Job scratch area

ARC allows to configure different approaches to manage the job scratch area during the job life cycle. In most cases this is achieved by generating a wrapper submission script to the batch system that carries on tasks relative to directory creation and data movement.

The key elements are:
job session directory
directory on the ARC CE where the job files are located.
job scratch directory
directory on LRMS-managed worker nodes (WNs) where all I/O during computation is performed.
<arc-job-id>
a unique identifier for the job, assigned by ARC.
Example: 10YLDmDRgrynVALY5mGJwcyoABFKDmABFKDmUvKKDmABFKDmG588Rm
job files
  • input files, those coming from the client and data-staging framework that are needed for the actual job processing, copied inside a folder named after <arc-job-id>, that will also contain the job stdout and stderr files.
  • some metadata files used by ARC, mainly <arc-job-id>.comment and <arc-job-id>.diag

Job session directory is configured with sessiondir configuration option. It is possible to configure several session directory root paths. A-REX will then select one of the available directories and append the <arc-job-id> to the path.

Example:

/nfs/sessiondir5/
├── 10YLDmDRgrynVALY5mGJwcyoABFKDmABFKDmUvKKDmABFKDmG588Rm
│   ├── script.sh
│   ├── outfile
│   ├── stderr
│   └── stdout
├── 10YLDmDRgrynVALY5mGJwcyoABFKDmABFKDmUvKKDmABFKDmG588Rm.comment
├── 10YLDmDRgrynVALY5mGJwcyoABFKDmABFKDmUvKKDmABFKDmG588Rm.diag
There are several configuration options that affect the selection of job scratch directory:
shared_filesystem
defines if the job session directory is shared between ARC CE and WNs (by means of e.g. NFS). Sets the environment variable RUNTIME_NODE_SEES_FRONTEND.

☆ ☆ ☆ ☆ ☆ ☆ ☆

[SHORT TASK 1]
Answer these from the job scratch area page:
(a) Which configuration option sets the job session directory?
(b) Where is the job scratch directory located?
(c) Which environment variable does the shared_filesystem option set?
[SHORT TASK 2] Reproduce word for word the stretch of the job scratch area page from "ARC allows to" through "and data movement.".
The lines that come next are separate material and have nothing to do with the job scratch area page.

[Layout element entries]
☆ ☆ ☆ ☆ ☆ ☆ ☆

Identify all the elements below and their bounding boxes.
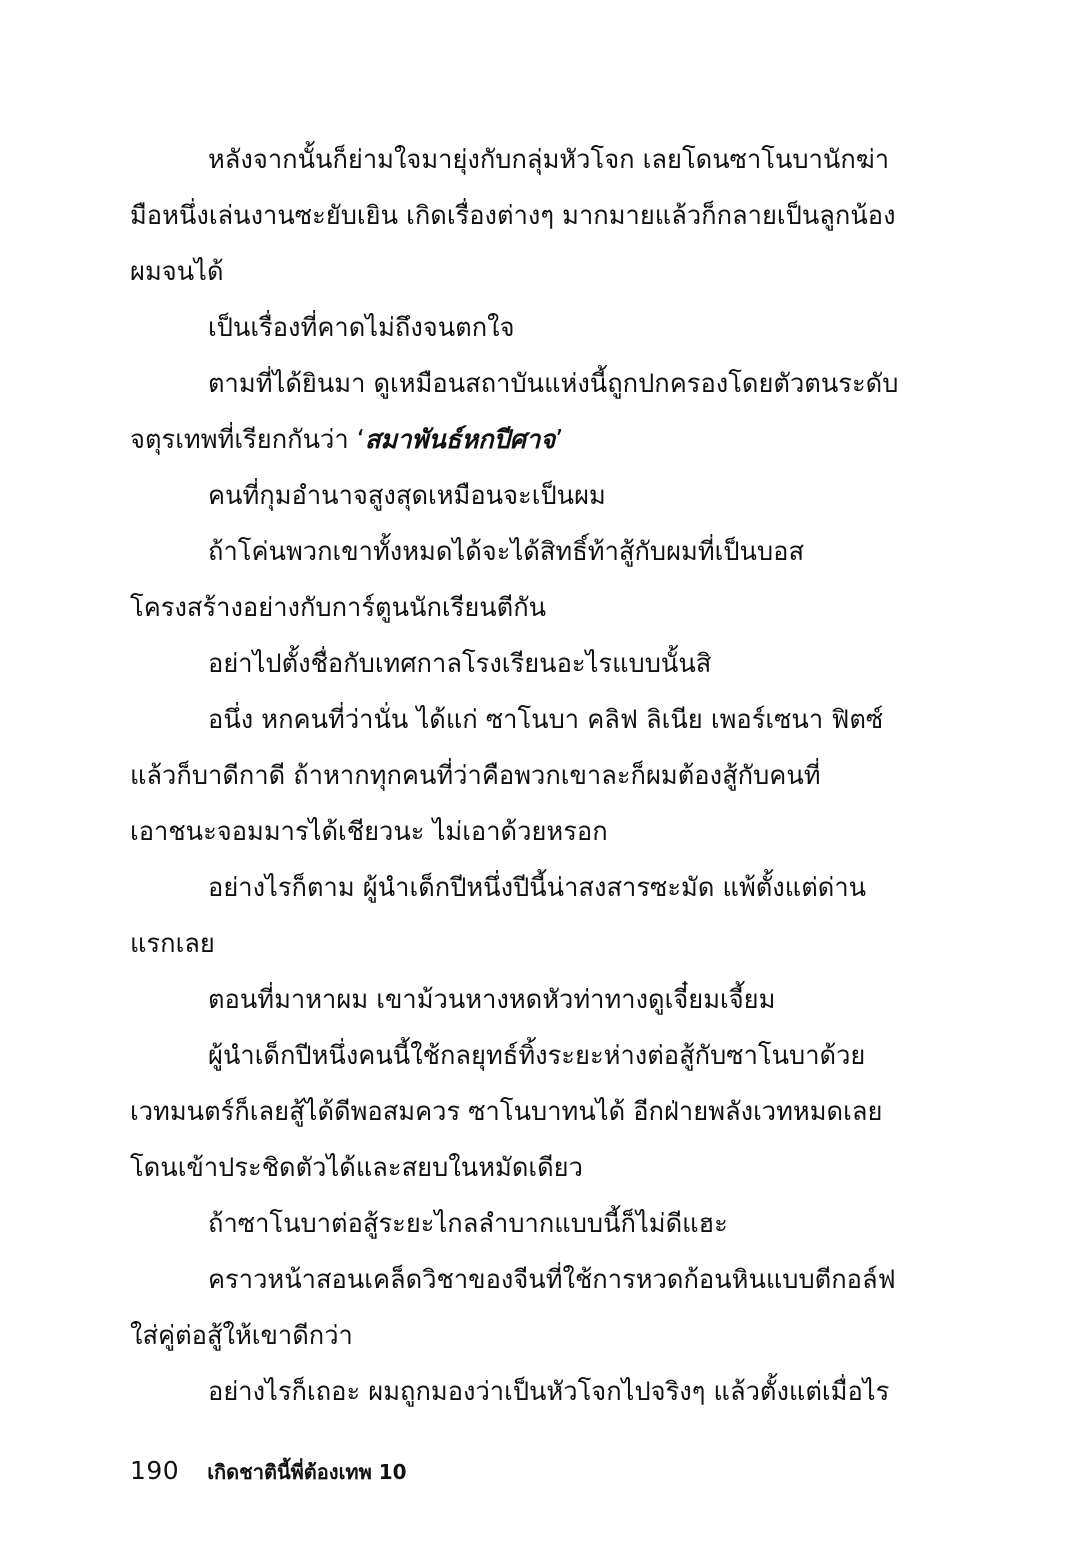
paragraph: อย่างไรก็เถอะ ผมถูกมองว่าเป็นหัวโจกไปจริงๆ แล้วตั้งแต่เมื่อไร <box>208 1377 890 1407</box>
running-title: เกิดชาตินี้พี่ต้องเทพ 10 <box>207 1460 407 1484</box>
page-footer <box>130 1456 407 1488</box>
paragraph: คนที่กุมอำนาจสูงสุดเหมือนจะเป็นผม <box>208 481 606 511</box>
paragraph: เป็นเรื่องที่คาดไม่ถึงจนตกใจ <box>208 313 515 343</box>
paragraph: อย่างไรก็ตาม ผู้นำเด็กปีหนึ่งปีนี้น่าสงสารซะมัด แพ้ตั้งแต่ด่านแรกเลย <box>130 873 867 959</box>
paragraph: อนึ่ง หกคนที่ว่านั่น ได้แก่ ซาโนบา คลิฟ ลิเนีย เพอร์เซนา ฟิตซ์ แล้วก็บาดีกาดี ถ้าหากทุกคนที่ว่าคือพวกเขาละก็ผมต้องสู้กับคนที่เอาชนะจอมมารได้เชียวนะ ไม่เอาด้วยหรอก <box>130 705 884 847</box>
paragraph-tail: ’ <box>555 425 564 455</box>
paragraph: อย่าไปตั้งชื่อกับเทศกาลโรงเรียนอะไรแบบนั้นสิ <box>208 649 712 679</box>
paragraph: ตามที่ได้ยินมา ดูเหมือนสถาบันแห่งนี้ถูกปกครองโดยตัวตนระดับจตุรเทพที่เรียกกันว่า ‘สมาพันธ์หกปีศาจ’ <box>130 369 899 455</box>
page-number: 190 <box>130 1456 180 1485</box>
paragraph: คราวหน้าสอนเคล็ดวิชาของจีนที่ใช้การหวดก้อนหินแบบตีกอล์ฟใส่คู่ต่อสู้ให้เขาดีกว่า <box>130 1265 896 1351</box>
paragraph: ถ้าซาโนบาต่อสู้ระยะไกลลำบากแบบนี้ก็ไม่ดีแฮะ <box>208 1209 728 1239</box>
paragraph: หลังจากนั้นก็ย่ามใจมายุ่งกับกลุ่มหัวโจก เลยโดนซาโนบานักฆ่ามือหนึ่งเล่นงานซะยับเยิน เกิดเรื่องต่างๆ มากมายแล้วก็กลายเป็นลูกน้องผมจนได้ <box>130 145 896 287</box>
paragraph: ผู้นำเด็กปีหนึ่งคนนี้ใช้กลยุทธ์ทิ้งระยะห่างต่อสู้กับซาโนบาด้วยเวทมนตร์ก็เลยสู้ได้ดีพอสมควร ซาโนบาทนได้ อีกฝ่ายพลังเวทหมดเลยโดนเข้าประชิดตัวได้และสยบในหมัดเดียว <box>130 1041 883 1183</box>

☆ ☆ ☆ ☆ ☆ ☆ ☆

[PROBLEM SOLUTION 1]
(a) sessiondir
(b) On LRMS-managed worker nodes (WNs)
(c) RUNTIME_NODE_SEES_FRONTEND

[PROBLEM SOLUTION 2]
ARC allows to configure different approaches to manage the job scratch area during the job life cycle. In most cases this is achieved by generating a wrapper submission script to the batch system that carries on tasks relative to directory creation and data movement.